- **Consignes**
A. Dans l'extrait sur Cryptosporidium, mettez sous forme de liste le paragraphe qui commence par « Cryptosporidium est un parasite », en gardant ses faits principaux.
B. Dans l'extrait sur Cryptosporidium, recopiez tout ce qui va de « Les deux éléments » jusqu'à « de C. parvum. », en substituant « microvilli » à « microvillosités ».

- **Extrait du document**
● ● ● ● ● ● ●
Cryptosporidium est un parasite de l’épithélium intestinal du grêle dont le cycle comporte une multiplication asexuée (schizogonie) et une multiplication sexuée (gamogonie). Ce cycle s’effectue dans une vacuole intracellulaire (vacuole parasitophore) située au niveau du pôle apical des entérocytes, juste sous la membrane, et faisant à mesure du développement du parasite protrusion dans la lumière intestinale (figure 3.1). La schizogonie conduit à la production d’un schizonte multinucléé par division binaire des noyaux et aboutit à la libération, par destruction de la cellule hôte, de mérozoïtes qui infectent d’autres cellules intestinales et assurent la dissémination parasitaire le long du tractus digestif. La production de cellules différenciées mâles et femelles (gamétocytes) initie la gamogonie avec formation des oocystes, éléments de la dissémination du parasite, qui sont éliminés avec les selles (figure 3.2). Deux types d’oocystes sont produits (paroi mince et paroi épaisse) ; ceux à paroi mince sont impliqués dans le phénomène d’auto-infestation.

Fig. 3.1 Développement apical de Cryptosporidium parvum dans les entérocytes (MET
Fig. 3.1 Développement apical de Cryptosporidium parvum dans les entérocytes (MET).
Les deux éléments parasitaires visibles sont situés à l’apex de l’entérocyte. À gauche, on distingue les microvillosités de la bordure en brosse entourant le parasite. À droite, un schizonte : la coupe intéresse plusieurs mérozoïtes de C. parvum.
Fig. 3.2 Cycle évolutif des cryptosporidies
Fig. 3.2 Cycle évolutif des cryptosporidies.

➊ Pénétration dans une cellule intestinale. ➋➌ Reproduction asexuée. ➍➎➏➐ Reproduction sexuée.
● ● ● ● ● ● ●
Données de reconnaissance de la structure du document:
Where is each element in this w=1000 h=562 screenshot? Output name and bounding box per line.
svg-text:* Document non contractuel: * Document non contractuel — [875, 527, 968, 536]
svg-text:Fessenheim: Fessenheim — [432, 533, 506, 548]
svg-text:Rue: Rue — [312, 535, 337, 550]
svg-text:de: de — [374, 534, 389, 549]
● ● ● ● ● ● ●
- **Corrigés**
A.
- Cryptosporidium est un parasite de la paroi de l'intestin grêle.
- Son cycle comporte une multiplication asexuée (schizogonie) et une multiplication sexuée (gamogonie).
- Ce cycle se déroule dans une vacuole située au sommet des entérocytes, juste sous la membrane. Cette vacuole fait saillie dans l'intestin à mesure que le parasite se développe.
- La schizogonie produit un schizonte à plusieurs noyaux. En détruisant la cellule hôte, elle libère des mérozoïtes, qui infectent d'autres cellules et répandent le parasite le long du tube digestif.
- La gamogonie commence avec des cellules mâles et femelles (gamétocytes). Elle forme les oocystes, qui sont rejetés avec les selles.
- Il existe deux sortes d'oocystes : à paroi mince et à paroi épaisse. Ceux à paroi mince servent à l'auto-infestation.

B.
Les deux éléments parasitaires visibles sont situés à l’apex de l’entérocyte. À gauche, on distingue les microvilli de la bordure en brosse entourant le parasite. À droite, un schizonte : la coupe intéresse plusieurs mérozoïtes de C. parvum.